Stored data
▼

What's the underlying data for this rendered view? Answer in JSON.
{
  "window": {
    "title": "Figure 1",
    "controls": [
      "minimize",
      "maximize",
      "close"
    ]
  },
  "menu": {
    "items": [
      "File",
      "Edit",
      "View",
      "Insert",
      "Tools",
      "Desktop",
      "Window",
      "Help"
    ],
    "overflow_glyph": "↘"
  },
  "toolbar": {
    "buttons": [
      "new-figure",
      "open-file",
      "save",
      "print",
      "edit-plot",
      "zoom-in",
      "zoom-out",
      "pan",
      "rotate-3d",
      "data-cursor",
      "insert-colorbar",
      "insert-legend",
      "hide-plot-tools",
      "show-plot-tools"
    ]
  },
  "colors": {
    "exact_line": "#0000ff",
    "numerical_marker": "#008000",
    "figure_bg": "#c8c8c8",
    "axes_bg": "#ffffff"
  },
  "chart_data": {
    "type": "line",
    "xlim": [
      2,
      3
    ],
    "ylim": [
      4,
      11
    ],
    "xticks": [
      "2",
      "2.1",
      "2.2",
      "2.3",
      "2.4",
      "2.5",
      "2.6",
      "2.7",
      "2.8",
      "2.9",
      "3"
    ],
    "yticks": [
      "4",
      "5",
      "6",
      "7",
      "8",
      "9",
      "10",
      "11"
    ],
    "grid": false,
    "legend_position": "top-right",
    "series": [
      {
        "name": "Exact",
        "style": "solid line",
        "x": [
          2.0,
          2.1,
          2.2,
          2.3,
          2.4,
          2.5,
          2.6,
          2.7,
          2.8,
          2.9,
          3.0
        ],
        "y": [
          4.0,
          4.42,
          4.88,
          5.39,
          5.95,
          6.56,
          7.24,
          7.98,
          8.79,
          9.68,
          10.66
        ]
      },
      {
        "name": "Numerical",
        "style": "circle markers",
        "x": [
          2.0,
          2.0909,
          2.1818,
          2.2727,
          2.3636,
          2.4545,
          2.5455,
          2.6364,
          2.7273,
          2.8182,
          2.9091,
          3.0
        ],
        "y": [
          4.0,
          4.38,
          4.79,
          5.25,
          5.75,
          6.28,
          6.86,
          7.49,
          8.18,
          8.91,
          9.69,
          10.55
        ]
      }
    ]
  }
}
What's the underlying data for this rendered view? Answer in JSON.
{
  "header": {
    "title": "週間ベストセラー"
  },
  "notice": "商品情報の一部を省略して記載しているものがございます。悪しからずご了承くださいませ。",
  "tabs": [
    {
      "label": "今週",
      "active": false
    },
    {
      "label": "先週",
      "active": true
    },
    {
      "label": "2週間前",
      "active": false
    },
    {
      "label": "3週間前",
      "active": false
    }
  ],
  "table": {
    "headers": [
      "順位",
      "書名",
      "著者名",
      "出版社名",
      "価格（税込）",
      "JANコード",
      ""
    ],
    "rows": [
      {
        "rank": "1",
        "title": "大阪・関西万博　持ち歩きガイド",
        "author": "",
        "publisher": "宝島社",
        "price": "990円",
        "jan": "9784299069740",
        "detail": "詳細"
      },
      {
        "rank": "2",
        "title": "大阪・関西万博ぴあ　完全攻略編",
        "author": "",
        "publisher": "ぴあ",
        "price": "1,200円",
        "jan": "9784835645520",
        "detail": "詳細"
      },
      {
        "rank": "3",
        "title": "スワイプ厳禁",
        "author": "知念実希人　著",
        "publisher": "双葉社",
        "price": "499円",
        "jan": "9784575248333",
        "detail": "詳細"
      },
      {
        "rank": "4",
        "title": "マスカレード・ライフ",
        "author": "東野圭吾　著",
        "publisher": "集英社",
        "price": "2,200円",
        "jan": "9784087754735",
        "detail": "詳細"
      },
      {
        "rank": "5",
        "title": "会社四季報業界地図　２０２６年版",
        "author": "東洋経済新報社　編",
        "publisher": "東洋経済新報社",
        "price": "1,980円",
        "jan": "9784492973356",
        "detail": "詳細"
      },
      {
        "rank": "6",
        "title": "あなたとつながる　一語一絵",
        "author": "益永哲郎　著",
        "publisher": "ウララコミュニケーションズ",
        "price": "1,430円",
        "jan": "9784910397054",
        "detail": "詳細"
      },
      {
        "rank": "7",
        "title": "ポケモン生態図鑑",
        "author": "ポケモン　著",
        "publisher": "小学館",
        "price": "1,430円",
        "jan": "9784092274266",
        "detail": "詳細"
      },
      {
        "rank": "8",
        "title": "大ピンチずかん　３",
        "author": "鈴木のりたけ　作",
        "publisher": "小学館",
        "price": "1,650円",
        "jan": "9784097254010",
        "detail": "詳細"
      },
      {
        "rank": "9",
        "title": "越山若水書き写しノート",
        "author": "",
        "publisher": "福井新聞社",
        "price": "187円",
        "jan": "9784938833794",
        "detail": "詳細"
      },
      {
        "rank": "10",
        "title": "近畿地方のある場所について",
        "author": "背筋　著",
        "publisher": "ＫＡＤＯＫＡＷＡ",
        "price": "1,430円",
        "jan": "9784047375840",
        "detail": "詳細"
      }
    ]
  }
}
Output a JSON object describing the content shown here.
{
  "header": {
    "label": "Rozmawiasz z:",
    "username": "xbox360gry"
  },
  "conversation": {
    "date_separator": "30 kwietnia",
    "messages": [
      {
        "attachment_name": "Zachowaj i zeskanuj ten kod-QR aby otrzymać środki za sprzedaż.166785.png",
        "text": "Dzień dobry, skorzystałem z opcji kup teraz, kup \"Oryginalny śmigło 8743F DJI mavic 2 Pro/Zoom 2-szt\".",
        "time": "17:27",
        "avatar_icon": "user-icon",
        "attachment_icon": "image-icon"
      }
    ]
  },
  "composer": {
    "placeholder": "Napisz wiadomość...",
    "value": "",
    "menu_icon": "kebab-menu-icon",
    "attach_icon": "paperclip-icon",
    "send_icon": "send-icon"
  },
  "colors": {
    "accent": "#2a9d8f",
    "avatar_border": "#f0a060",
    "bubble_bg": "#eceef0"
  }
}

▲

Repeat the data precisely, reproducing every entry.

* WRITTEN ANSWER
What's the underlying data for this rendered view? Answer in JSON.
{
  "window": {
    "title": "Figure 1",
    "controls": [
      "minimize",
      "maximize",
      "close"
    ]
  },
  "menu": {
    "items": [
      "File",
      "Edit",
      "View",
      "Insert",
      "Tools",
      "Desktop",
      "Window",
      "Help"
    ],
    "overflow_glyph": "↘"
  },
  "toolbar": {
    "buttons": [
      "new-figure",
      "open-file",
      "save",
      "print",
      "edit-plot",
      "zoom-in",
      "zoom-out",
      "pan",
      "rotate-3d",
      "data-cursor",
      "insert-colorbar",
      "insert-legend",
      "hide-plot-tools",
      "show-plot-tools"
    ]
  },
  "colors": {
    "exact_line": "#0000ff",
    "numerical_marker": "#008000",
    "figure_bg": "#c8c8c8",
    "axes_bg": "#ffffff"
  },
  "chart_data": {
    "type": "line",
    "xlim": [
      2,
      3
    ],
    "ylim": [
      4,
      11
    ],
    "xticks": [
      "2",
      "2.1",
      "2.2",
      "2.3",
      "2.4",
      "2.5",
      "2.6",
      "2.7",
      "2.8",
      "2.9",
      "3"
    ],
    "yticks": [
      "4",
      "5",
      "6",
      "7",
      "8",
      "9",
      "10",
      "11"
    ],
    "grid": false,
    "legend_position": "top-right",
    "series": [
      {
        "name": "Exact",
        "style": "solid line",
        "x": [
          2.0,
          2.1,
          2.2,
          2.3,
          2.4,
          2.5,
          2.6,
          2.7,
          2.8,
          2.9,
          3.0
        ],
        "y": [
          4.0,
          4.42,
          4.88,
          5.39,
          5.95,
          6.56,
          7.24,
          7.98,
          8.79,
          9.68,
          10.66
        ]
      },
      {
        "name": "Numerical",
        "style": "circle markers",
        "x": [
          2.0,
          2.0909,
          2.1818,
          2.2727,
          2.3636,
          2.4545,
          2.5455,
          2.6364,
          2.7273,
          2.8182,
          2.9091,
          3.0
        ],
        "y": [
          4.0,
          4.38,
          4.79,
          5.25,
          5.75,
          6.28,
          6.86,
          7.49,
          8.18,
          8.91,
          9.69,
          10.55
        ]
      }
    ]
  }
}
What's the underlying data for this rendered view? Answer in JSON.
{
  "header": {
    "title": "週間ベストセラー"
  },
  "notice": "商品情報の一部を省略して記載しているものがございます。悪しからずご了承くださいませ。",
  "tabs": [
    {
      "label": "今週",
      "active": false
    },
    {
      "label": "先週",
      "active": true
    },
    {
      "label": "2週間前",
      "active": false
    },
    {
      "label": "3週間前",
      "active": false
    }
  ],
  "table": {
    "headers": [
      "順位",
      "書名",
      "著者名",
      "出版社名",
      "価格（税込）",
      "JANコード",
      ""
    ],
    "rows": [
      {
        "rank": "1",
        "title": "大阪・関西万博　持ち歩きガイド",
        "author": "",
        "publisher": "宝島社",
        "price": "990円",
        "jan": "9784299069740",
        "detail": "詳細"
      },
      {
        "rank": "2",
        "title": "大阪・関西万博ぴあ　完全攻略編",
        "author": "",
        "publisher": "ぴあ",
        "price": "1,200円",
        "jan": "9784835645520",
        "detail": "詳細"
      },
      {
        "rank": "3",
        "title": "スワイプ厳禁",
        "author": "知念実希人　著",
        "publisher": "双葉社",
        "price": "499円",
        "jan": "9784575248333",
        "detail": "詳細"
      },
      {
        "rank": "4",
        "title": "マスカレード・ライフ",
        "author": "東野圭吾　著",
        "publisher": "集英社",
        "price": "2,200円",
        "jan": "9784087754735",
        "detail": "詳細"
      },
      {
        "rank": "5",
        "title": "会社四季報業界地図　２０２６年版",
        "author": "東洋経済新報社　編",
        "publisher": "東洋経済新報社",
        "price": "1,980円",
        "jan": "9784492973356",
        "detail": "詳細"
      },
      {
        "rank": "6",
        "title": "あなたとつながる　一語一絵",
        "author": "益永哲郎　著",
        "publisher": "ウララコミュニケーションズ",
        "price": "1,430円",
        "jan": "9784910397054",
        "detail": "詳細"
      },
      {
        "rank": "7",
        "title": "ポケモン生態図鑑",
        "author": "ポケモン　著",
        "publisher": "小学館",
        "price": "1,430円",
        "jan": "9784092274266",
        "detail": "詳細"
      },
      {
        "rank": "8",
        "title": "大ピンチずかん　３",
        "author": "鈴木のりたけ　作",
        "publisher": "小学館",
        "price": "1,650円",
        "jan": "9784097254010",
        "detail": "詳細"
      },
      {
        "rank": "9",
        "title": "越山若水書き写しノート",
        "author": "",
        "publisher": "福井新聞社",
        "price": "187円",
        "jan": "9784938833794",
        "detail": "詳細"
      },
      {
        "rank": "10",
        "title": "近畿地方のある場所について",
        "author": "背筋　著",
        "publisher": "ＫＡＤＯＫＡＷＡ",
        "price": "1,430円",
        "jan": "9784047375840",
        "detail": "詳細"
      }
    ]
  }
}
Output a JSON object describing the content shown here.
{
  "header": {
    "label": "Rozmawiasz z:",
    "username": "xbox360gry"
  },
  "conversation": {
    "date_separator": "30 kwietnia",
    "messages": [
      {
        "attachment_name": "Zachowaj i zeskanuj ten kod-QR aby otrzymać środki za sprzedaż.166785.png",
        "text": "Dzień dobry, skorzystałem z opcji kup teraz, kup \"Oryginalny śmigło 8743F DJI mavic 2 Pro/Zoom 2-szt\".",
        "time": "17:27",
        "avatar_icon": "user-icon",
        "attachment_icon": "image-icon"
      }
    ]
  },
  "composer": {
    "placeholder": "Napisz wiadomość...",
    "value": "",
    "menu_icon": "kebab-menu-icon",
    "attach_icon": "paperclip-icon",
    "send_icon": "send-icon"
  },
  "colors": {
    "accent": "#2a9d8f",
    "avatar_border": "#f0a060",
    "bubble_bg": "#eceef0"
  }
}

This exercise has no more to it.